>>>>

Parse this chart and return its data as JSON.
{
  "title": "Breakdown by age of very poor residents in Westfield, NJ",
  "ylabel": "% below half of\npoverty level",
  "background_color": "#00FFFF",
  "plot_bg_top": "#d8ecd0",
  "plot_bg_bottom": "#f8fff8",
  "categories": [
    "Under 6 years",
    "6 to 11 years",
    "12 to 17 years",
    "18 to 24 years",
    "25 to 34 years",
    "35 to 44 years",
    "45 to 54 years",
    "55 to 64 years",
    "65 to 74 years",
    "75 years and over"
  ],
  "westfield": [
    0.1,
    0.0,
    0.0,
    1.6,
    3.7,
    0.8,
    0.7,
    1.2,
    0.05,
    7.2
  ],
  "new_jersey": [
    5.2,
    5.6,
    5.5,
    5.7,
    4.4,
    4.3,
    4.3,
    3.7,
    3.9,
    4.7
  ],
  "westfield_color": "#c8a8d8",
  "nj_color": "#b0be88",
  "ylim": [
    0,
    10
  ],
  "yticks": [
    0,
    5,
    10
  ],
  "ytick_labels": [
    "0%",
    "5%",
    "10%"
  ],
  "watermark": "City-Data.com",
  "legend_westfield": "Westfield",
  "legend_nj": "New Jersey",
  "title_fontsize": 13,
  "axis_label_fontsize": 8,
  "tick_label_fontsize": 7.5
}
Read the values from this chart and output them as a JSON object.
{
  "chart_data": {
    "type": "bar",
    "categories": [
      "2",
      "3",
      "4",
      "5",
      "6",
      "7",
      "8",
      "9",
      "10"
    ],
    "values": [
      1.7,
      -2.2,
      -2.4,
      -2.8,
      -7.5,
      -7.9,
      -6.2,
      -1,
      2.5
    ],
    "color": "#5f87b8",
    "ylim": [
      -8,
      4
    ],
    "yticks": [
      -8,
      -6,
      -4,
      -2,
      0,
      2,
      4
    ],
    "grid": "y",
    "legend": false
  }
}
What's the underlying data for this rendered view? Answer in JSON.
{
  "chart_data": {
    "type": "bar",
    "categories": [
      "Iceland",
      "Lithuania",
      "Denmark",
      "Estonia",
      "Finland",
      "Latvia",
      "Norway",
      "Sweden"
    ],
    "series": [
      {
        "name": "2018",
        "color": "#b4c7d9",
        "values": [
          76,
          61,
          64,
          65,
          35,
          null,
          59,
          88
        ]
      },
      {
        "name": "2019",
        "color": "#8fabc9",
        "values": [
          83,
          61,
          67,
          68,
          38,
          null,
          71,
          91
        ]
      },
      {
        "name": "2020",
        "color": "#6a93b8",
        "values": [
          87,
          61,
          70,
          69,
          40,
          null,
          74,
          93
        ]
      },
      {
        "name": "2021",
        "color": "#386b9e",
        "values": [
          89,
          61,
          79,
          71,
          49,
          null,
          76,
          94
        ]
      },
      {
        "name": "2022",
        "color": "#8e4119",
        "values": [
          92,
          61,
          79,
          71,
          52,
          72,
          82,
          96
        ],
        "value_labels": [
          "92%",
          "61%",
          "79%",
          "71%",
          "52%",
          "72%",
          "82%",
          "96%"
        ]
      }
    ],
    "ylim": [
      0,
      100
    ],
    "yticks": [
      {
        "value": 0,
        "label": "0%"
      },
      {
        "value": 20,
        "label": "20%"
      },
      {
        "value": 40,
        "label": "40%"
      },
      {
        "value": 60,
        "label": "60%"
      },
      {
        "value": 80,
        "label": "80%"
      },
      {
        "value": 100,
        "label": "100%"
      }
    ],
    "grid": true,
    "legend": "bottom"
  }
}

<<<<

Stated exercise: Repeat the entries shown above, every one, word for word.

Expected answer:
Parse this chart and return its data as JSON.
{
  "title": "Breakdown by age of very poor residents in Westfield, NJ",
  "ylabel": "% below half of\npoverty level",
  "background_color": "#00FFFF",
  "plot_bg_top": "#d8ecd0",
  "plot_bg_bottom": "#f8fff8",
  "categories": [
    "Under 6 years",
    "6 to 11 years",
    "12 to 17 years",
    "18 to 24 years",
    "25 to 34 years",
    "35 to 44 years",
    "45 to 54 years",
    "55 to 64 years",
    "65 to 74 years",
    "75 years and over"
  ],
  "westfield": [
    0.1,
    0.0,
    0.0,
    1.6,
    3.7,
    0.8,
    0.7,
    1.2,
    0.05,
    7.2
  ],
  "new_jersey": [
    5.2,
    5.6,
    5.5,
    5.7,
    4.4,
    4.3,
    4.3,
    3.7,
    3.9,
    4.7
  ],
  "westfield_color": "#c8a8d8",
  "nj_color": "#b0be88",
  "ylim": [
    0,
    10
  ],
  "yticks": [
    0,
    5,
    10
  ],
  "ytick_labels": [
    "0%",
    "5%",
    "10%"
  ],
  "watermark": "City-Data.com",
  "legend_westfield": "Westfield",
  "legend_nj": "New Jersey",
  "title_fontsize": 13,
  "axis_label_fontsize": 8,
  "tick_label_fontsize": 7.5
}
Read the values from this chart and output them as a JSON object.
{
  "chart_data": {
    "type": "bar",
    "categories": [
      "2",
      "3",
      "4",
      "5",
      "6",
      "7",
      "8",
      "9",
      "10"
    ],
    "values": [
      1.7,
      -2.2,
      -2.4,
      -2.8,
      -7.5,
      -7.9,
      -6.2,
      -1,
      2.5
    ],
    "color": "#5f87b8",
    "ylim": [
      -8,
      4
    ],
    "yticks": [
      -8,
      -6,
      -4,
      -2,
      0,
      2,
      4
    ],
    "grid": "y",
    "legend": false
  }
}
What's the underlying data for this rendered view? Answer in JSON.
{
  "chart_data": {
    "type": "bar",
    "categories": [
      "Iceland",
      "Lithuania",
      "Denmark",
      "Estonia",
      "Finland",
      "Latvia",
      "Norway",
      "Sweden"
    ],
    "series": [
      {
        "name": "2018",
        "color": "#b4c7d9",
        "values": [
          76,
          61,
          64,
          65,
          35,
          null,
          59,
          88
        ]
      },
      {
        "name": "2019",
        "color": "#8fabc9",
        "values": [
          83,
          61,
          67,
          68,
          38,
          null,
          71,
          91
        ]
      },
      {
        "name": "2020",
        "color": "#6a93b8",
        "values": [
          87,
          61,
          70,
          69,
          40,
          null,
          74,
          93
        ]
      },
      {
        "name": "2021",
        "color": "#386b9e",
        "values": [
          89,
          61,
          79,
          71,
          49,
          null,
          76,
          94
        ]
      },
      {
        "name": "2022",
        "color": "#8e4119",
        "values": [
          92,
          61,
          79,
          71,
          52,
          72,
          82,
          96
        ],
        "value_labels": [
          "92%",
          "61%",
          "79%",
          "71%",
          "52%",
          "72%",
          "82%",
          "96%"
        ]
      }
    ],
    "ylim": [
      0,
      100
    ],
    "yticks": [
      {
        "value": 0,
        "label": "0%"
      },
      {
        "value": 20,
        "label": "20%"
      },
      {
        "value": 40,
        "label": "40%"
      },
      {
        "value": 60,
        "label": "60%"
      },
      {
        "value": 80,
        "label": "80%"
      },
      {
        "value": 100,
        "label": "100%"
      }
    ],
    "grid": true,
    "legend": "bottom"
  }
}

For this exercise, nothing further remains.